Saved data entries
+--

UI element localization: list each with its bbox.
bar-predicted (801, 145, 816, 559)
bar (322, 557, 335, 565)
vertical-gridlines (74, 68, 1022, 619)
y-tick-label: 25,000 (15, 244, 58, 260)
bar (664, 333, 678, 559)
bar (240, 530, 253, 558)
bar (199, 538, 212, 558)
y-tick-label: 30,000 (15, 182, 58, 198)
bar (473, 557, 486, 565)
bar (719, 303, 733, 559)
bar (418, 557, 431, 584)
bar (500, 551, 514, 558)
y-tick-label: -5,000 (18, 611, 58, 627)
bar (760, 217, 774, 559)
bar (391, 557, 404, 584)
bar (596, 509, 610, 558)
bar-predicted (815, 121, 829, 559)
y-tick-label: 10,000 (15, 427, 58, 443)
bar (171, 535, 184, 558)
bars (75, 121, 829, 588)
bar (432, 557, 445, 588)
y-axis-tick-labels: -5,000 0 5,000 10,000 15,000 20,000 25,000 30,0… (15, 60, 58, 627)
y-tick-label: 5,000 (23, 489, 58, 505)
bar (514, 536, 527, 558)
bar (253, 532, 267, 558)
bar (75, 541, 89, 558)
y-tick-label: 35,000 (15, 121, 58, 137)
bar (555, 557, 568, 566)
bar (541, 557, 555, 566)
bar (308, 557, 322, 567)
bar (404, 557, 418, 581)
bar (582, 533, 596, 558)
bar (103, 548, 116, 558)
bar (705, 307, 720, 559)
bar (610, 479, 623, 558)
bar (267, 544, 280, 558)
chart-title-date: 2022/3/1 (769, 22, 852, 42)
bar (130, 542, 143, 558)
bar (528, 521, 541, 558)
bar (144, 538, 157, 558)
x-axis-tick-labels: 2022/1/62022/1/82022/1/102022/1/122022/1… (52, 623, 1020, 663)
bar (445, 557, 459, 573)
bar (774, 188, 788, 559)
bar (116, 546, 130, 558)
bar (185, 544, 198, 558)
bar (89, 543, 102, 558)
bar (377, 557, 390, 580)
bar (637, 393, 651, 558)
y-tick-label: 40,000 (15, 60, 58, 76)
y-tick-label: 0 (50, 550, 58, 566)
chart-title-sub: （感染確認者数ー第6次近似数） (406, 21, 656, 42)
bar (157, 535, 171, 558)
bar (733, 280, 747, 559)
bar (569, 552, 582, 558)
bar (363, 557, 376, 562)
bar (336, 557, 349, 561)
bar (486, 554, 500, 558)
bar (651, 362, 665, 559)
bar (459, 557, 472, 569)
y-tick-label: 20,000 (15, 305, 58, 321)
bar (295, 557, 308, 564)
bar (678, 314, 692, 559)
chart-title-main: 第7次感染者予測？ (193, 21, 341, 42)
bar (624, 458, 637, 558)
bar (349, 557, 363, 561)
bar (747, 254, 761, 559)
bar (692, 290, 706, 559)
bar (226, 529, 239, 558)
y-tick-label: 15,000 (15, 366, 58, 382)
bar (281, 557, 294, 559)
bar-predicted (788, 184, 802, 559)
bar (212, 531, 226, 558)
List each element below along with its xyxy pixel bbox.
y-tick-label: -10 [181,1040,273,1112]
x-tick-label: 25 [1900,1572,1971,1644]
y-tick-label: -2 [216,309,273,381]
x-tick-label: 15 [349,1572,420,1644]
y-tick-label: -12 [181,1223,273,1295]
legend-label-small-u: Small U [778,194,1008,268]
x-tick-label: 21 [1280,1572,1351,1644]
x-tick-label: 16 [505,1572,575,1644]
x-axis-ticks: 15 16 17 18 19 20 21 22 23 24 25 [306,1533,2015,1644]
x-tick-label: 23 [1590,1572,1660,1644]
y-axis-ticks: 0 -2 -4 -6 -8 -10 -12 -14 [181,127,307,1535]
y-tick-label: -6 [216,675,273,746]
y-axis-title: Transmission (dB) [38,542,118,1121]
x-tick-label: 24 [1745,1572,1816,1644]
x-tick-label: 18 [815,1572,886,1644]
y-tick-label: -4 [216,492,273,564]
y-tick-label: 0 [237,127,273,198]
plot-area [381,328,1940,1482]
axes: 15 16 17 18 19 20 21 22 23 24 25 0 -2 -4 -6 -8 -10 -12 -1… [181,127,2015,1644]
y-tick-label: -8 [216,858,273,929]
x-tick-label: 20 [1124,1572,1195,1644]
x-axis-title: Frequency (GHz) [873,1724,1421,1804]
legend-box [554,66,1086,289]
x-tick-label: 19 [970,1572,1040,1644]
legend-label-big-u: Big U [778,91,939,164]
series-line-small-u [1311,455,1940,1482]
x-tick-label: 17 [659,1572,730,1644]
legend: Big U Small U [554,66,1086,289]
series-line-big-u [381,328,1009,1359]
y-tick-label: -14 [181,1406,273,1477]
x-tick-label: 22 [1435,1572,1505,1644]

+--

▶ [WHAT TO PRODUCE]
Copy the lines above exactly, from the start of the material through the line that contains "bar (144, 538, 157, 558)".

▶ [RESPONSE FOR THIS EXERCISE]
UI element localization: list each with its bbox.
bar-predicted (801, 145, 816, 559)
bar (322, 557, 335, 565)
vertical-gridlines (74, 68, 1022, 619)
y-tick-label: 25,000 (15, 244, 58, 260)
bar (664, 333, 678, 559)
bar (240, 530, 253, 558)
bar (199, 538, 212, 558)
y-tick-label: 30,000 (15, 182, 58, 198)
bar (473, 557, 486, 565)
bar (719, 303, 733, 559)
bar (418, 557, 431, 584)
bar (500, 551, 514, 558)
y-tick-label: -5,000 (18, 611, 58, 627)
bar (760, 217, 774, 559)
bar (391, 557, 404, 584)
bar (596, 509, 610, 558)
bar-predicted (815, 121, 829, 559)
y-tick-label: 10,000 (15, 427, 58, 443)
bar (171, 535, 184, 558)
bars (75, 121, 829, 588)
bar (432, 557, 445, 588)
y-axis-tick-labels: -5,000 0 5,000 10,000 15,000 20,000 25,000 30,0… (15, 60, 58, 627)
y-tick-label: 5,000 (23, 489, 58, 505)
bar (514, 536, 527, 558)
bar (253, 532, 267, 558)
bar (75, 541, 89, 558)
y-tick-label: 35,000 (15, 121, 58, 137)
bar (555, 557, 568, 566)
bar (541, 557, 555, 566)
bar (308, 557, 322, 567)
bar (404, 557, 418, 581)
bar (582, 533, 596, 558)
bar (103, 548, 116, 558)
bar (705, 307, 720, 559)
bar (610, 479, 623, 558)
bar (267, 544, 280, 558)
chart-title-date: 2022/3/1 (769, 22, 852, 42)
bar (130, 542, 143, 558)
bar (528, 521, 541, 558)
bar (144, 538, 157, 558)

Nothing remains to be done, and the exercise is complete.